* **TO BE DONE**
Write each line out exactly, leaving none out.

· · · · · · ·

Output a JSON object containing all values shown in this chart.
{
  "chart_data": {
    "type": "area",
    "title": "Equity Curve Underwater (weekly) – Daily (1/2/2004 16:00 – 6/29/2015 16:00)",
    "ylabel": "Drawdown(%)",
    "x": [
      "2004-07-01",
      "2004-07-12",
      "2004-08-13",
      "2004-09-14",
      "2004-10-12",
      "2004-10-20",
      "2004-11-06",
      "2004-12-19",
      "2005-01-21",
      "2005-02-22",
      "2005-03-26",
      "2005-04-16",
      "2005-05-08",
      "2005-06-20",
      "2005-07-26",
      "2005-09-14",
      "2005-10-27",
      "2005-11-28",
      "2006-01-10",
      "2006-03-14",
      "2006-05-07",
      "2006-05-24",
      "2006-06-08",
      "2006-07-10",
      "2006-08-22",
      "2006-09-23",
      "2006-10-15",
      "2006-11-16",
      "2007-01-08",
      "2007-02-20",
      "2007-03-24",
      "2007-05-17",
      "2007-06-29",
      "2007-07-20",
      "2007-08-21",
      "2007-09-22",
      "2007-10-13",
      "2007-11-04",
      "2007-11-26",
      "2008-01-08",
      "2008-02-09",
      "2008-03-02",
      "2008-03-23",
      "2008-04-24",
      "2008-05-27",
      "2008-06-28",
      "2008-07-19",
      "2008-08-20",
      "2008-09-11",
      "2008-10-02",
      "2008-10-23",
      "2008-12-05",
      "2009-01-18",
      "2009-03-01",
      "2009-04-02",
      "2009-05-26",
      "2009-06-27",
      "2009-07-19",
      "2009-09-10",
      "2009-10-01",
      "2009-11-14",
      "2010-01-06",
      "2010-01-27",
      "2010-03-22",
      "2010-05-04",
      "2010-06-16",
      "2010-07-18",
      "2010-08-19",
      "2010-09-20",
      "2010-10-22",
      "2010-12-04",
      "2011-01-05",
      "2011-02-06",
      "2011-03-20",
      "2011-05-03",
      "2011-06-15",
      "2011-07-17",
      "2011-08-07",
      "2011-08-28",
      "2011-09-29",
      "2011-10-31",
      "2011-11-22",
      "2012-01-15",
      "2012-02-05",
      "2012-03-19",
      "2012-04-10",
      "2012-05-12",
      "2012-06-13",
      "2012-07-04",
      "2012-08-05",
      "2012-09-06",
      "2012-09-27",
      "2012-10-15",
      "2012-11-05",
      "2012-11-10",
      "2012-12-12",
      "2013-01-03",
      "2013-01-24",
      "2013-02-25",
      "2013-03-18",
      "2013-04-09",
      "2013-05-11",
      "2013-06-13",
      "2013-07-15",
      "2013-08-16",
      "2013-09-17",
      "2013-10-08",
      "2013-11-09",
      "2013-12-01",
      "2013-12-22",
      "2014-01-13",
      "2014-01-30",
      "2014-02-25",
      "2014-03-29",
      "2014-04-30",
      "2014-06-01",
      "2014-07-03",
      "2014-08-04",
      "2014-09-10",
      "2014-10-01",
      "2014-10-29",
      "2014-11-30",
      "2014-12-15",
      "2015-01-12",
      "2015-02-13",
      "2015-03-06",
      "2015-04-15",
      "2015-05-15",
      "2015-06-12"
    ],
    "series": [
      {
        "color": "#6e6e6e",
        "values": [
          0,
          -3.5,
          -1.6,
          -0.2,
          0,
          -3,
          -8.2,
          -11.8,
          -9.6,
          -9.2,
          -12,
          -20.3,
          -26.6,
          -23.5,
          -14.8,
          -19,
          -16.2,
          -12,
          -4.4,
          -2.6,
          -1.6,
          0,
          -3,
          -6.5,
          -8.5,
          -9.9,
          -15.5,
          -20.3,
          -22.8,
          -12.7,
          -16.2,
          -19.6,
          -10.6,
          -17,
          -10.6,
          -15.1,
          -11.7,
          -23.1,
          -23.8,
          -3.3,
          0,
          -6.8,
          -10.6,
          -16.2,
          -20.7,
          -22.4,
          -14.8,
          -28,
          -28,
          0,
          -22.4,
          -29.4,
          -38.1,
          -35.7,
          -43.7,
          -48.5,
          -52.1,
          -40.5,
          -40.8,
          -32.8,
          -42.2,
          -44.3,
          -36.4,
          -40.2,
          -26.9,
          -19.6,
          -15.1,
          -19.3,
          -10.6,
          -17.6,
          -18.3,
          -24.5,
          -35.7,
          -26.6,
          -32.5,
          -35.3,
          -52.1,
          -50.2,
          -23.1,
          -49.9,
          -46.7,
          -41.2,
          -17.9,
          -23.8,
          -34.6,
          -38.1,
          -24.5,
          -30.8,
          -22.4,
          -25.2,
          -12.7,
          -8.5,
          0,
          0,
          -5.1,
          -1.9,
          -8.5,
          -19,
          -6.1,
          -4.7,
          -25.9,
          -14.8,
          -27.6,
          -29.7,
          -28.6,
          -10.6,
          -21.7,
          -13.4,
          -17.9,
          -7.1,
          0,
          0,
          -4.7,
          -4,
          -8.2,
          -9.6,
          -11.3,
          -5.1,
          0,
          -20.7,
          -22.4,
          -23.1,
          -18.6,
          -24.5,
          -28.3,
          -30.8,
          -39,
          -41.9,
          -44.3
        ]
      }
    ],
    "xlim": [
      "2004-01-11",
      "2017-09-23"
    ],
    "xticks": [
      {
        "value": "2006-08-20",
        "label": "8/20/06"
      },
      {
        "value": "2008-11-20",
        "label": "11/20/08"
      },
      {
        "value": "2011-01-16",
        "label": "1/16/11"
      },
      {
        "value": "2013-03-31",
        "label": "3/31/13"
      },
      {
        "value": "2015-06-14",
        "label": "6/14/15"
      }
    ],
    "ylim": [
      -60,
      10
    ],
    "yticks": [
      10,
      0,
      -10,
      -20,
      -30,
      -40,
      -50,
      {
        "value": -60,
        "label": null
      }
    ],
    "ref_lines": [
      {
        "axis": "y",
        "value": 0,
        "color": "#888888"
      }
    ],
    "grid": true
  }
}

· · · · · · ·

* **COMPLETE RESPONSE**
Output a JSON object containing all values shown in this chart.
{
  "chart_data": {
    "type": "area",
    "title": "Equity Curve Underwater (weekly) – Daily (1/2/2004 16:00 – 6/29/2015 16:00)",
    "ylabel": "Drawdown(%)",
    "x": [
      "2004-07-01",
      "2004-07-12",
      "2004-08-13",
      "2004-09-14",
      "2004-10-12",
      "2004-10-20",
      "2004-11-06",
      "2004-12-19",
      "2005-01-21",
      "2005-02-22",
      "2005-03-26",
      "2005-04-16",
      "2005-05-08",
      "2005-06-20",
      "2005-07-26",
      "2005-09-14",
      "2005-10-27",
      "2005-11-28",
      "2006-01-10",
      "2006-03-14",
      "2006-05-07",
      "2006-05-24",
      "2006-06-08",
      "2006-07-10",
      "2006-08-22",
      "2006-09-23",
      "2006-10-15",
      "2006-11-16",
      "2007-01-08",
      "2007-02-20",
      "2007-03-24",
      "2007-05-17",
      "2007-06-29",
      "2007-07-20",
      "2007-08-21",
      "2007-09-22",
      "2007-10-13",
      "2007-11-04",
      "2007-11-26",
      "2008-01-08",
      "2008-02-09",
      "2008-03-02",
      "2008-03-23",
      "2008-04-24",
      "2008-05-27",
      "2008-06-28",
      "2008-07-19",
      "2008-08-20",
      "2008-09-11",
      "2008-10-02",
      "2008-10-23",
      "2008-12-05",
      "2009-01-18",
      "2009-03-01",
      "2009-04-02",
      "2009-05-26",
      "2009-06-27",
      "2009-07-19",
      "2009-09-10",
      "2009-10-01",
      "2009-11-14",
      "2010-01-06",
      "2010-01-27",
      "2010-03-22",
      "2010-05-04",
      "2010-06-16",
      "2010-07-18",
      "2010-08-19",
      "2010-09-20",
      "2010-10-22",
      "2010-12-04",
      "2011-01-05",
      "2011-02-06",
      "2011-03-20",
      "2011-05-03",
      "2011-06-15",
      "2011-07-17",
      "2011-08-07",
      "2011-08-28",
      "2011-09-29",
      "2011-10-31",
      "2011-11-22",
      "2012-01-15",
      "2012-02-05",
      "2012-03-19",
      "2012-04-10",
      "2012-05-12",
      "2012-06-13",
      "2012-07-04",
      "2012-08-05",
      "2012-09-06",
      "2012-09-27",
      "2012-10-15",
      "2012-11-05",
      "2012-11-10",
      "2012-12-12",
      "2013-01-03",
      "2013-01-24",
      "2013-02-25",
      "2013-03-18",
      "2013-04-09",
      "2013-05-11",
      "2013-06-13",
      "2013-07-15",
      "2013-08-16",
      "2013-09-17",
      "2013-10-08",
      "2013-11-09",
      "2013-12-01",
      "2013-12-22",
      "2014-01-13",
      "2014-01-30",
      "2014-02-25",
      "2014-03-29",
      "2014-04-30",
      "2014-06-01",
      "2014-07-03",
      "2014-08-04",
      "2014-09-10",
      "2014-10-01",
      "2014-10-29",
      "2014-11-30",
      "2014-12-15",
      "2015-01-12",
      "2015-02-13",
      "2015-03-06",
      "2015-04-15",
      "2015-05-15",
      "2015-06-12"
    ],
    "series": [
      {
        "color": "#6e6e6e",
        "values": [
          0,
          -3.5,
          -1.6,
          -0.2,
          0,
          -3,
          -8.2,
          -11.8,
          -9.6,
          -9.2,
          -12,
          -20.3,
          -26.6,
          -23.5,
          -14.8,
          -19,
          -16.2,
          -12,
          -4.4,
          -2.6,
          -1.6,
          0,
          -3,
          -6.5,
          -8.5,
          -9.9,
          -15.5,
          -20.3,
          -22.8,
          -12.7,
          -16.2,
          -19.6,
          -10.6,
          -17,
          -10.6,
          -15.1,
          -11.7,
          -23.1,
          -23.8,
          -3.3,
          0,
          -6.8,
          -10.6,
          -16.2,
          -20.7,
          -22.4,
          -14.8,
          -28,
          -28,
          0,
          -22.4,
          -29.4,
          -38.1,
          -35.7,
          -43.7,
          -48.5,
          -52.1,
          -40.5,
          -40.8,
          -32.8,
          -42.2,
          -44.3,
          -36.4,
          -40.2,
          -26.9,
          -19.6,
          -15.1,
          -19.3,
          -10.6,
          -17.6,
          -18.3,
          -24.5,
          -35.7,
          -26.6,
          -32.5,
          -35.3,
          -52.1,
          -50.2,
          -23.1,
          -49.9,
          -46.7,
          -41.2,
          -17.9,
          -23.8,
          -34.6,
          -38.1,
          -24.5,
          -30.8,
          -22.4,
          -25.2,
          -12.7,
          -8.5,
          0,
          0,
          -5.1,
          -1.9,
          -8.5,
          -19,
          -6.1,
          -4.7,
          -25.9,
          -14.8,
          -27.6,
          -29.7,
          -28.6,
          -10.6,
          -21.7,
          -13.4,
          -17.9,
          -7.1,
          0,
          0,
          -4.7,
          -4,
          -8.2,
          -9.6,
          -11.3,
          -5.1,
          0,
          -20.7,
          -22.4,
          -23.1,
          -18.6,
          -24.5,
          -28.3,
          -30.8,
          -39,
          -41.9,
          -44.3
        ]
      }
    ],
    "xlim": [
      "2004-01-11",
      "2017-09-23"
    ],
    "xticks": [
      {
        "value": "2006-08-20",
        "label": "8/20/06"
      },
      {
        "value": "2008-11-20",
        "label": "11/20/08"
      },
      {
        "value": "2011-01-16",
        "label": "1/16/11"
      },
      {
        "value": "2013-03-31",
        "label": "3/31/13"
      },
      {
        "value": "2015-06-14",
        "label": "6/14/15"
      }
    ],
    "ylim": [
      -60,
      10
    ],
    "yticks": [
      10,
      0,
      -10,
      -20,
      -30,
      -40,
      -50,
      {
        "value": -60,
        "label": null
      }
    ],
    "ref_lines": [
      {
        "axis": "y",
        "value": 0,
        "color": "#888888"
      }
    ],
    "grid": true
  }
}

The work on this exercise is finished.